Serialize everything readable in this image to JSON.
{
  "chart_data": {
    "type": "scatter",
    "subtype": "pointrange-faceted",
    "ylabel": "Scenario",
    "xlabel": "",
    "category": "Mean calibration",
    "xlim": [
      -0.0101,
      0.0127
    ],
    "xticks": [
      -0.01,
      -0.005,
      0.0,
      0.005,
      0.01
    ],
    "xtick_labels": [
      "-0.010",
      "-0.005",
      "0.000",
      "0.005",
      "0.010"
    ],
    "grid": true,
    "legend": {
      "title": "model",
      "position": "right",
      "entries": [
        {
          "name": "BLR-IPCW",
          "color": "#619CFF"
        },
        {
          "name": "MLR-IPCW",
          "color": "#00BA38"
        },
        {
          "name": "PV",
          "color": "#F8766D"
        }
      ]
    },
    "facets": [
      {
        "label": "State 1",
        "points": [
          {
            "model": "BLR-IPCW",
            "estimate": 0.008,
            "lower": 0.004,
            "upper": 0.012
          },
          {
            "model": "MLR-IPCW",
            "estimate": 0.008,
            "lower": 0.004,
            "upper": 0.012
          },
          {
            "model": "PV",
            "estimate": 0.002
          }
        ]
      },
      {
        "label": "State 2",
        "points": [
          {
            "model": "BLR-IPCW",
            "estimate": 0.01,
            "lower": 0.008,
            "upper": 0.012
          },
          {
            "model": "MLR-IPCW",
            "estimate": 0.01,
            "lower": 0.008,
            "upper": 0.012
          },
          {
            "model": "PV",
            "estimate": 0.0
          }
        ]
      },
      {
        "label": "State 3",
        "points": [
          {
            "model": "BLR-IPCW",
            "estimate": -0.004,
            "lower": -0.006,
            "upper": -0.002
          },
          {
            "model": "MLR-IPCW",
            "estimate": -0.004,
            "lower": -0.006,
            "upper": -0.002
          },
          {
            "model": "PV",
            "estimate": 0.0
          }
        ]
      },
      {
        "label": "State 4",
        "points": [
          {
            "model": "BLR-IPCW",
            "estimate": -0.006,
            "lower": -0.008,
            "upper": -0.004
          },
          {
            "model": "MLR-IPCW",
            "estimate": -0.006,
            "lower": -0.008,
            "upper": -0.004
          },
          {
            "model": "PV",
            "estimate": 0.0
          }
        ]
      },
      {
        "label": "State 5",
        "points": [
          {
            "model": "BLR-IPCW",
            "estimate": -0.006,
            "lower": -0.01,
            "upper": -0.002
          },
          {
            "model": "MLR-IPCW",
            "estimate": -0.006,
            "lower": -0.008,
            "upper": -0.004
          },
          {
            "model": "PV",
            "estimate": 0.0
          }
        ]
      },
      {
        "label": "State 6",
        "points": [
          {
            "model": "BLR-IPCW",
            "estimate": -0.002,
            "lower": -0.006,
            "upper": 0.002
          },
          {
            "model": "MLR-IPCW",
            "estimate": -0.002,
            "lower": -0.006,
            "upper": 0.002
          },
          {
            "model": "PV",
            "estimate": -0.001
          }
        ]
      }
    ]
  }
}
++++++++++++++++++++
▸ Directions
Pick out and copy every line that contains the word "State".

▸ Response for this exercise
        "label": "State 1",
        "label": "State 2",
        "label": "State 3",
        "label": "State 4",
        "label": "State 5",
        "label": "State 6",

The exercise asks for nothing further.